• **WHAT YOU SHOULD DO**
Copy the following entries line for line, changing nothing.

• **LISTED ENTRIES**
★ ★ ★ ★ ★

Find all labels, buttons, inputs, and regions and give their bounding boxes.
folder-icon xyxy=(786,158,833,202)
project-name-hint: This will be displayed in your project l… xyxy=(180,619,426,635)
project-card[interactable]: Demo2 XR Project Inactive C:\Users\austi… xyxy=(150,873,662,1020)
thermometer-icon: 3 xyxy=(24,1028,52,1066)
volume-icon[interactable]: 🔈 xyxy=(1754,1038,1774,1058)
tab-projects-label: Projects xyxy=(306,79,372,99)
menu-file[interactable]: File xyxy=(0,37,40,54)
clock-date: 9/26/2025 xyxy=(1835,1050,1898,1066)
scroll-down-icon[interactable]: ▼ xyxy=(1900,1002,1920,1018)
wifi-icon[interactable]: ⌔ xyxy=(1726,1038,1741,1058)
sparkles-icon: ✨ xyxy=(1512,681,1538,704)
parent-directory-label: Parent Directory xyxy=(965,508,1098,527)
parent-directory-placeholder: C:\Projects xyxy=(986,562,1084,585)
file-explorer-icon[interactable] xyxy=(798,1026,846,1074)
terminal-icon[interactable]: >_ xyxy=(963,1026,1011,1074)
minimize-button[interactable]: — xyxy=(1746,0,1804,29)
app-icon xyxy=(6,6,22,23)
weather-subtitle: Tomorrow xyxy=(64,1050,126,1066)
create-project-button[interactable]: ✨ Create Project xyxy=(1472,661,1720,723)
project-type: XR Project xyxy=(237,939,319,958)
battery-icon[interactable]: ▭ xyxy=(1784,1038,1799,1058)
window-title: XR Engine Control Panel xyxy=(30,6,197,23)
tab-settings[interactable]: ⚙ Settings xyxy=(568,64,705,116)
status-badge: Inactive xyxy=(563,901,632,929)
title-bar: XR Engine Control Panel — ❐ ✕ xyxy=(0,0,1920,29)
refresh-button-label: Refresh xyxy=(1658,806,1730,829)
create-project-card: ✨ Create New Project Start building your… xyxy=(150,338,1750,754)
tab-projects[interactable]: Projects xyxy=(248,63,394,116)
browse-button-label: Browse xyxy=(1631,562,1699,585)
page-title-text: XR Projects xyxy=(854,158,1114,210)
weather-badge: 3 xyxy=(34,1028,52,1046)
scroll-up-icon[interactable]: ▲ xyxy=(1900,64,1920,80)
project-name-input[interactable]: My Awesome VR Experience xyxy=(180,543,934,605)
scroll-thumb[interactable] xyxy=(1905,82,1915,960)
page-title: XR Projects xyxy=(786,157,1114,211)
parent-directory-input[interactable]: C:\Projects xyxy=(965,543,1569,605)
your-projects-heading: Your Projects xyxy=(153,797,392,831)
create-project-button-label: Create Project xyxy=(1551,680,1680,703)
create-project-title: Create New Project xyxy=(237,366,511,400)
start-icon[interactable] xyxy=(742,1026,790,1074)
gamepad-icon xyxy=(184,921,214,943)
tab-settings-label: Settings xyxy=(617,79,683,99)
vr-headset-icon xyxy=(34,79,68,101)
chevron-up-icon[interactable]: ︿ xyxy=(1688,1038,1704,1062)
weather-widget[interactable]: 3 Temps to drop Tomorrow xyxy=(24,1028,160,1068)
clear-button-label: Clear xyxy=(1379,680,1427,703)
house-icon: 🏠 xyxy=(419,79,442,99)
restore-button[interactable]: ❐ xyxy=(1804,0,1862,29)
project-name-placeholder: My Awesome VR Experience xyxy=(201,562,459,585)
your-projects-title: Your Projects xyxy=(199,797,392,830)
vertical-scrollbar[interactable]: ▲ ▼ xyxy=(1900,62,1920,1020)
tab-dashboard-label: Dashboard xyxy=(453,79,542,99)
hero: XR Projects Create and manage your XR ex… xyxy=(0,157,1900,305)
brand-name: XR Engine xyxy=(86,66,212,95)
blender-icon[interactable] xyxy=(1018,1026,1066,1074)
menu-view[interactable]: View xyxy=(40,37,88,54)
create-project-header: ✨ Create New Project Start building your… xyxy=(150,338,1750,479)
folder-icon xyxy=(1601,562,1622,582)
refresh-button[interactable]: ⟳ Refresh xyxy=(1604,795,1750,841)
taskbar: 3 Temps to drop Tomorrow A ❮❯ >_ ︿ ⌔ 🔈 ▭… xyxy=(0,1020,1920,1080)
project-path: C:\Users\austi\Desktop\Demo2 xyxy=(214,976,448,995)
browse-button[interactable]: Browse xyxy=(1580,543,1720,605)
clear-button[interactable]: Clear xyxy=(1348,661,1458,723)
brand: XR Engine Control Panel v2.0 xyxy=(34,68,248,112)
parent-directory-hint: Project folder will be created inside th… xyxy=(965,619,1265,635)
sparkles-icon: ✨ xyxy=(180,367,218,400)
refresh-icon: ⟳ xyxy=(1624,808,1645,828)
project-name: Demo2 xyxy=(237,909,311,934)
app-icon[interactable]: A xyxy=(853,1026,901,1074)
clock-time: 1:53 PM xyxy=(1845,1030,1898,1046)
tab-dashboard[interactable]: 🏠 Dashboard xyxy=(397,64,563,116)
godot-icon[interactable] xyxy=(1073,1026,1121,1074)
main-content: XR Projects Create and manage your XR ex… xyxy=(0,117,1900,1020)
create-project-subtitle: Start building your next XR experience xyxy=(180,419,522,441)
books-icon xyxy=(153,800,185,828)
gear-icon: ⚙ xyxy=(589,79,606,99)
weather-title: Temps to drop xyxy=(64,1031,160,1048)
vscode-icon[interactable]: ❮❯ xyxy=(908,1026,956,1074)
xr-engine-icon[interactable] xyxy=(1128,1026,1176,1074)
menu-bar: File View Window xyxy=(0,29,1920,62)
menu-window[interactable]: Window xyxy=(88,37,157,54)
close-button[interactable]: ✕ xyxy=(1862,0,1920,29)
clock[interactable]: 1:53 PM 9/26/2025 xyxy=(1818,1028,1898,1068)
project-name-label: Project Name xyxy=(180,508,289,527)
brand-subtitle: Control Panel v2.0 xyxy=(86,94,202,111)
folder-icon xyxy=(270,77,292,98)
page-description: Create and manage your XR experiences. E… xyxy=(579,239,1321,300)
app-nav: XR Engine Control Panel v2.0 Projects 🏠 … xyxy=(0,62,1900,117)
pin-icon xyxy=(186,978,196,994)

★ ★ ★ ★ ★

• **TASK RESPONSE**
Find all labels, buttons, inputs, and regions and give their bounding boxes.
folder-icon xyxy=(786,158,833,202)
project-name-hint: This will be displayed in your project l… xyxy=(180,619,426,635)
project-card[interactable]: Demo2 XR Project Inactive C:\Users\austi… xyxy=(150,873,662,1020)
thermometer-icon: 3 xyxy=(24,1028,52,1066)
volume-icon[interactable]: 🔈 xyxy=(1754,1038,1774,1058)
tab-projects-label: Projects xyxy=(306,79,372,99)
menu-file[interactable]: File xyxy=(0,37,40,54)
clock-date: 9/26/2025 xyxy=(1835,1050,1898,1066)
scroll-down-icon[interactable]: ▼ xyxy=(1900,1002,1920,1018)
wifi-icon[interactable]: ⌔ xyxy=(1726,1038,1741,1058)
sparkles-icon: ✨ xyxy=(1512,681,1538,704)
parent-directory-label: Parent Directory xyxy=(965,508,1098,527)
parent-directory-placeholder: C:\Projects xyxy=(986,562,1084,585)
file-explorer-icon[interactable] xyxy=(798,1026,846,1074)
terminal-icon[interactable]: >_ xyxy=(963,1026,1011,1074)
minimize-button[interactable]: — xyxy=(1746,0,1804,29)
app-icon xyxy=(6,6,22,23)
weather-subtitle: Tomorrow xyxy=(64,1050,126,1066)
create-project-button[interactable]: ✨ Create Project xyxy=(1472,661,1720,723)
project-type: XR Project xyxy=(237,939,319,958)
battery-icon[interactable]: ▭ xyxy=(1784,1038,1799,1058)
window-title: XR Engine Control Panel xyxy=(30,6,197,23)
tab-settings[interactable]: ⚙ Settings xyxy=(568,64,705,116)
status-badge: Inactive xyxy=(563,901,632,929)
title-bar: XR Engine Control Panel — ❐ ✕ xyxy=(0,0,1920,29)
refresh-button-label: Refresh xyxy=(1658,806,1730,829)
create-project-card: ✨ Create New Project Start building your… xyxy=(150,338,1750,754)
tab-projects[interactable]: Projects xyxy=(248,63,394,116)
browse-button-label: Browse xyxy=(1631,562,1699,585)
page-title-text: XR Projects xyxy=(854,158,1114,210)
weather-badge: 3 xyxy=(34,1028,52,1046)
scroll-up-icon[interactable]: ▲ xyxy=(1900,64,1920,80)
project-name-input[interactable]: My Awesome VR Experience xyxy=(180,543,934,605)
scroll-thumb[interactable] xyxy=(1905,82,1915,960)
page-title: XR Projects xyxy=(786,157,1114,211)
parent-directory-input[interactable]: C:\Projects xyxy=(965,543,1569,605)
your-projects-heading: Your Projects xyxy=(153,797,392,831)
create-project-button-label: Create Project xyxy=(1551,680,1680,703)
create-project-title: Create New Project xyxy=(237,366,511,400)
start-icon[interactable] xyxy=(742,1026,790,1074)
gamepad-icon xyxy=(184,921,214,943)
tab-settings-label: Settings xyxy=(617,79,683,99)
vr-headset-icon xyxy=(34,79,68,101)
chevron-up-icon[interactable]: ︿ xyxy=(1688,1038,1704,1062)
weather-widget[interactable]: 3 Temps to drop Tomorrow xyxy=(24,1028,160,1068)
clear-button-label: Clear xyxy=(1379,680,1427,703)
house-icon: 🏠 xyxy=(419,79,442,99)
restore-button[interactable]: ❐ xyxy=(1804,0,1862,29)
project-name-placeholder: My Awesome VR Experience xyxy=(201,562,459,585)
your-projects-title: Your Projects xyxy=(199,797,392,830)
vertical-scrollbar[interactable]: ▲ ▼ xyxy=(1900,62,1920,1020)
tab-dashboard-label: Dashboard xyxy=(453,79,542,99)
hero: XR Projects Create and manage your XR ex… xyxy=(0,157,1900,305)
brand-name: XR Engine xyxy=(86,66,212,95)
blender-icon[interactable] xyxy=(1018,1026,1066,1074)
menu-view[interactable]: View xyxy=(40,37,88,54)
create-project-header: ✨ Create New Project Start building your… xyxy=(150,338,1750,479)
folder-icon xyxy=(1601,562,1622,582)
refresh-button[interactable]: ⟳ Refresh xyxy=(1604,795,1750,841)
taskbar: 3 Temps to drop Tomorrow A ❮❯ >_ ︿ ⌔ 🔈 ▭… xyxy=(0,1020,1920,1080)
project-path: C:\Users\austi\Desktop\Demo2 xyxy=(214,976,448,995)
browse-button[interactable]: Browse xyxy=(1580,543,1720,605)
clear-button[interactable]: Clear xyxy=(1348,661,1458,723)
brand: XR Engine Control Panel v2.0 xyxy=(34,68,248,112)
parent-directory-hint: Project folder will be created inside th… xyxy=(965,619,1265,635)
sparkles-icon: ✨ xyxy=(180,367,218,400)
refresh-icon: ⟳ xyxy=(1624,808,1645,828)
project-name: Demo2 xyxy=(237,909,311,934)
app-icon[interactable]: A xyxy=(853,1026,901,1074)
clock-time: 1:53 PM xyxy=(1845,1030,1898,1046)
tab-dashboard[interactable]: 🏠 Dashboard xyxy=(397,64,563,116)
godot-icon[interactable] xyxy=(1073,1026,1121,1074)
main-content: XR Projects Create and manage your XR ex… xyxy=(0,117,1900,1020)
create-project-subtitle: Start building your next XR experience xyxy=(180,419,522,441)
books-icon xyxy=(153,800,185,828)
gear-icon: ⚙ xyxy=(589,79,606,99)
weather-title: Temps to drop xyxy=(64,1031,160,1048)
vscode-icon[interactable]: ❮❯ xyxy=(908,1026,956,1074)
xr-engine-icon[interactable] xyxy=(1128,1026,1176,1074)
menu-bar: File View Window xyxy=(0,29,1920,62)
menu-window[interactable]: Window xyxy=(88,37,157,54)
close-button[interactable]: ✕ xyxy=(1862,0,1920,29)
clock[interactable]: 1:53 PM 9/26/2025 xyxy=(1818,1028,1898,1068)
project-name-label: Project Name xyxy=(180,508,289,527)
brand-subtitle: Control Panel v2.0 xyxy=(86,94,202,111)
folder-icon xyxy=(270,77,292,98)
page-description: Create and manage your XR experiences. E… xyxy=(579,239,1321,300)
app-nav: XR Engine Control Panel v2.0 Projects 🏠 … xyxy=(0,62,1900,117)
pin-icon xyxy=(186,978,196,994)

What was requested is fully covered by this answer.